__Directions__. Each entry below should be echoed exactly, with pictures omitted.

__Input__.
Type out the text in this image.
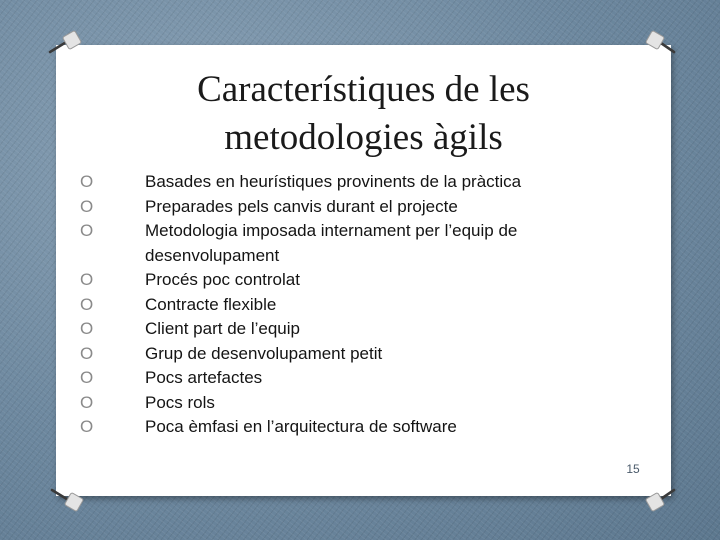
Característiques de les
metodologies àgils
O	Basades en heurístiques provinents de la pràctica
O	Preparades pels canvis durant el projecte
O	Metodologia imposada internament per l’equip de desenvolupament
O	Procés poc controlat
O	Contracte flexible
O	Client part de l’equip
O	Grup de desenvolupament petit
O	Pocs artefactes
O	Pocs rols
O	Poca èmfasi en l’arquitectura de software
15
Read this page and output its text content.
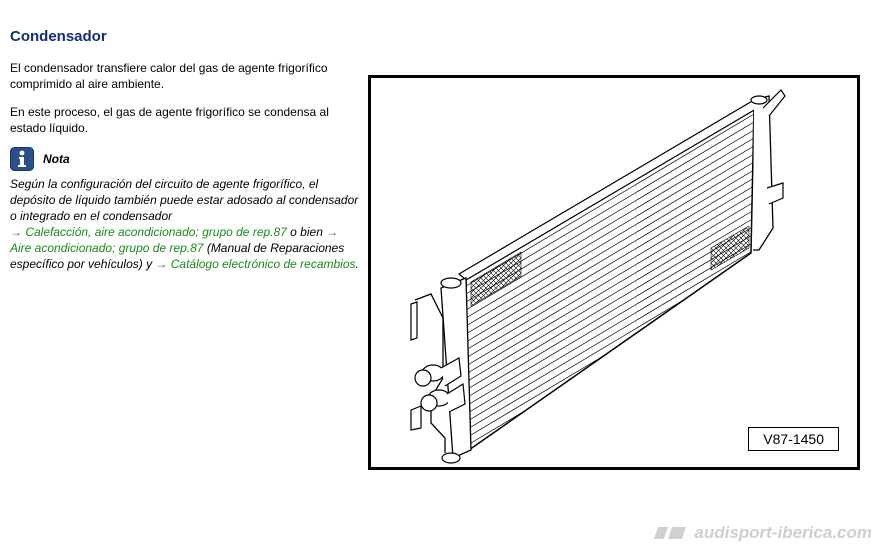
Condensador

El condensador transfiere calor del gas de agente frigorífico comprimido al aire ambiente.

En este proceso, el gas de agente frigorífico se condensa al estado líquido.

Nota

Según la configuración del circuito de agente frigorífico, el depósito de líquido también puede estar adosado al condensador o integrado en el condensador
→ Calefacción, aire acondicionado; grupo de rep.87 o bien → Aire acondicionado; grupo de rep.87 (Manual de Reparaciones específico por vehículos) y → Catálogo electrónico de recambios.

V87-1450
audisport-iberica.com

__The response__.
Type out the text in this image.
Característiques de les
metodologies àgils
O	Basades en heurístiques provinents de la pràctica
O	Preparades pels canvis durant el projecte
O	Metodologia imposada internament per l’equip de desenvolupament
O	Procés poc controlat
O	Contracte flexible
O	Client part de l’equip
O	Grup de desenvolupament petit
O	Pocs artefactes
O	Pocs rols
O	Poca èmfasi en l’arquitectura de software
15
Read this page and output its text content.
Condensador

El condensador transfiere calor del gas de agente frigorífico comprimido al aire ambiente.

En este proceso, el gas de agente frigorífico se condensa al estado líquido.

Nota

Según la configuración del circuito de agente frigorífico, el depósito de líquido también puede estar adosado al condensador o integrado en el condensador
→ Calefacción, aire acondicionado; grupo de rep.87 o bien → Aire acondicionado; grupo de rep.87 (Manual de Reparaciones específico por vehículos) y → Catálogo electrónico de recambios.

V87-1450
audisport-iberica.com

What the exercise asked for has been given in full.